WHAT TO WORK ON:
1) In the CBN wheels thread, which grit of CBN wheel does TheDane use for sharpening?
2) List every grit size mentioned in the CBN wheels thread.
3) Carry on the forum thread about CBN wheels from its last line.

PASSAGE GIVEN:
= = = = = = =

# CBN wheels/sharpening in general



## Gixxerjoe04 (Jan 31, 2014)

Since I'm finally going getting into traditional turning, going to have to buy sharpening stuff, which really sucks when you look at the prices haha. Seeing how CBN wheels is the way to go, thought about getting at least one of them but possibly two. Hoping the rikon grinder is will be on sale sooner, figure it would be around black friday, will probably end up getting it. Thought about just getting the 350 grit cbn wheel and using the 120 grit wheel that comes with the grinder. Was curious, with having a 350 grit cbn wheel, how often would i even need to use the lower grit stone wheel? Unless I needed to reshape something, of course being new into traditional tools, reshaping stuff probably won't be happening I wouldn't think for awhile. Also, getting tools that come already sharp and I assume ready to go(Thompson tools), didn't know how badly I'd need a lower grit wheel. So basically my rambling, should I splurge and get two cbn wheels, 180-350, or save some money and just get the 350 and use the stone 120 grit when I need to? Thoughts or suggestions? Was also wondering if there was a better bang for your buck jig over the wolverine, or is that the way to go?


----------



## TheDane (May 15, 2008)

I have 2 CBN wheels … 80-grit for shaping a tool, and 180-grit for sharpening.

= = = = = = =

ENTRIES SUPPLIED:
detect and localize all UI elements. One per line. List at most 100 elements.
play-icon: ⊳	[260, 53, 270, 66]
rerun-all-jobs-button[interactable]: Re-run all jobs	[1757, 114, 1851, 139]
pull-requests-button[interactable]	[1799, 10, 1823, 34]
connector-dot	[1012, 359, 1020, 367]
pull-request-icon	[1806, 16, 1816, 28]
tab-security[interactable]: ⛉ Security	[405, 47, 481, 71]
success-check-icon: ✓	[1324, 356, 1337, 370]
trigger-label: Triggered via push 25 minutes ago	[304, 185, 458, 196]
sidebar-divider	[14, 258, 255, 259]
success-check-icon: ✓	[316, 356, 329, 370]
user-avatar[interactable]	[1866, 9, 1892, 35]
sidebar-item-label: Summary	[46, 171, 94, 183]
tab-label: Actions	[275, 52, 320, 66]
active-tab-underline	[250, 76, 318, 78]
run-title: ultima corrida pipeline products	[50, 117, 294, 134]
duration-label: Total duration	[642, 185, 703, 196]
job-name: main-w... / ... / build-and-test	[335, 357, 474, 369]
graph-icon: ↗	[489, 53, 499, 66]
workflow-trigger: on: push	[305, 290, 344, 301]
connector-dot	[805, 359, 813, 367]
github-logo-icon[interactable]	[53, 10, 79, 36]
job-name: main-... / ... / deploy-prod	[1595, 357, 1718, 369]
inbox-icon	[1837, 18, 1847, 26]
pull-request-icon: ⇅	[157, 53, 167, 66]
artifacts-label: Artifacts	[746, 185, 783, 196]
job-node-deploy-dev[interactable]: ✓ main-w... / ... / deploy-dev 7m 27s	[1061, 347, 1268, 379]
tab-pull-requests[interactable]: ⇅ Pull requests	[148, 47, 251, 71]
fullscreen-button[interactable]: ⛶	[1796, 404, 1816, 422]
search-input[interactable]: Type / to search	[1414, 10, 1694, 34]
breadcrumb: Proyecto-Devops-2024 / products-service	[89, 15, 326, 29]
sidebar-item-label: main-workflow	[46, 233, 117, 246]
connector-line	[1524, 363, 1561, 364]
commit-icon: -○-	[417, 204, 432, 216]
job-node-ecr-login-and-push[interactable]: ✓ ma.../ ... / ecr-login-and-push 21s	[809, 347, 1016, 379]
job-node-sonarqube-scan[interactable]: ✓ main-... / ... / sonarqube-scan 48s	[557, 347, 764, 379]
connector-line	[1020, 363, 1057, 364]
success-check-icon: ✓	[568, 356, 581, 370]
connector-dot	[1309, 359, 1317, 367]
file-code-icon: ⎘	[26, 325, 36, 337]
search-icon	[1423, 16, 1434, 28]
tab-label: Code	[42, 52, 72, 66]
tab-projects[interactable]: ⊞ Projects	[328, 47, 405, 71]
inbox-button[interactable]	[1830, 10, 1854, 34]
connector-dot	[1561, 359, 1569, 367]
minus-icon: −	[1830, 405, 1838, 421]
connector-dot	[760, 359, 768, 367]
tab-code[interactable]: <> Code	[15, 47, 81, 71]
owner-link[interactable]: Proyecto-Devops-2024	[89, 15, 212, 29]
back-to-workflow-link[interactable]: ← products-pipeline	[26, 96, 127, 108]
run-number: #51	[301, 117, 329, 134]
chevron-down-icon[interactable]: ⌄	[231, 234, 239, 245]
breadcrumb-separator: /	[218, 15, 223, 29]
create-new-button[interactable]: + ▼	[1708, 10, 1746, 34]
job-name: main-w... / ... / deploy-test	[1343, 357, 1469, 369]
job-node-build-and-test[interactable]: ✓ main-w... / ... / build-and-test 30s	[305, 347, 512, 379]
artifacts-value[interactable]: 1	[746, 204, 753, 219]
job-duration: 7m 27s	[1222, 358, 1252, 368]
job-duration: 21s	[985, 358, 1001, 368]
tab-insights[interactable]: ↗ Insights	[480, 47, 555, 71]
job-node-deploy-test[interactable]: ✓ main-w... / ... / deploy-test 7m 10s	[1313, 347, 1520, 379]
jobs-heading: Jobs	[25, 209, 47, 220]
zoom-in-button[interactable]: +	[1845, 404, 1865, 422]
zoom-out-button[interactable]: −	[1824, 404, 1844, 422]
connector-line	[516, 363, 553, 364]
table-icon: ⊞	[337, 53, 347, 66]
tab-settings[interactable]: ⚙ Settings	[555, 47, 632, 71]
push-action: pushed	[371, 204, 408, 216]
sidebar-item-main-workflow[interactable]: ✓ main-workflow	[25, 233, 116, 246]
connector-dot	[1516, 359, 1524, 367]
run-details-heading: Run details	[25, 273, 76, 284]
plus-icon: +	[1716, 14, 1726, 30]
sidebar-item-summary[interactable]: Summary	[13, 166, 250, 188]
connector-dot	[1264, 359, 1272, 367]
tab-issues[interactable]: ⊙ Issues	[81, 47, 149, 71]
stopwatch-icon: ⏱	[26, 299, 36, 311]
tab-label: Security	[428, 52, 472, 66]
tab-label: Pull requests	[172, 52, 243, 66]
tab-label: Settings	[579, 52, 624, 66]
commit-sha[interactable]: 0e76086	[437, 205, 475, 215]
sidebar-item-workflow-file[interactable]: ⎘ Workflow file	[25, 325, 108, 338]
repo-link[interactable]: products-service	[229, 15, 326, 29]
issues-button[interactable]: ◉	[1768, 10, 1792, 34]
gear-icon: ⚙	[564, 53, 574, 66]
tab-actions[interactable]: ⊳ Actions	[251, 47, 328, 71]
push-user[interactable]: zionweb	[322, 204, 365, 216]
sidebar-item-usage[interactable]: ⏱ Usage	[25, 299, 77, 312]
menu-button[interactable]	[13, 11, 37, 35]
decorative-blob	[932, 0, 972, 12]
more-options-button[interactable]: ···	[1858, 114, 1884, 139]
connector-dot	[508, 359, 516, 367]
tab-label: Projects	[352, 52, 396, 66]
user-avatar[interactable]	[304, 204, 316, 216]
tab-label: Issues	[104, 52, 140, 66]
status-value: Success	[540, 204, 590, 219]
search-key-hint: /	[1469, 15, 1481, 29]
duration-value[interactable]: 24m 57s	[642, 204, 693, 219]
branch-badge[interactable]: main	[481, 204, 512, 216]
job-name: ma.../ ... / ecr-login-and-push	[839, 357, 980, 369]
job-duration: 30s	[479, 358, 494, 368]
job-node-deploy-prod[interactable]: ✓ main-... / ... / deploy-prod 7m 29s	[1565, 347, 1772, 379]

= = = = = = =

RESPONSE LIST:
1) 180-grit.

2) 350, 120, 180, 80

3)
I'm sure there are others who will take issue with me on this, but I have never understood the need for anything finer than 180-grit.

I wrote this review ( http://lumberjocks.com/reviews/3742 ) almost three years ago … still feel the same today.


----------



## Gixxerjoe04 (Jan 31, 2014)

That's the company I planned on buying from. Looking around online seemed to be some people thinking the grits I planned on buying was best while others thought what you do. I have no clue, but since the prices are the same either way, doesn't really matter to me just want to make sure I pick the best set up. One guy said using the 350 grit wheel makes it sharper and stay sharper longer, which is why I figured I should go that route haha


----------



## kelvancra (May 4, 2010)

I have a four wheel system. One wheel is a diamond and another is a stock disposable to handle carbides. The remaining two are CBN's. One is a six inch, 80 grit and the other is an eight inch, 180 grit wheel.

Now that I've played with them, I'd, definitely, go with the eight inch wheels. That said, I believe, once I'm happy with the profile of a given knife, I'd like to take off as little HSS as possible. As such, I'd, probably, have gone with a 220 for my fine wheel.

NOTES:

(1) I pulled the 1,700 RPM, 220 motor off my four wheel system and replaced it with a 3/4 horse, DC sewing machine motor and controller. That allows me to both vary the speed from zero to about twenty-five hundred RPM and to reverse the direction for buffing.

For sharpening, I drop it to a few hundred RPM and quickly touch up edges without removing much material. Too, on top of the already much cooler running of the CBN's, the slower speed often lets me touch the blade tip without fear of a burn.

(2) I got my eight inch wheel from this guy and am very happy with it:

http://www.arizonasilhouette.com/category/sharpening-grinding.html


----------



## jeffski1 (Nov 29, 2008)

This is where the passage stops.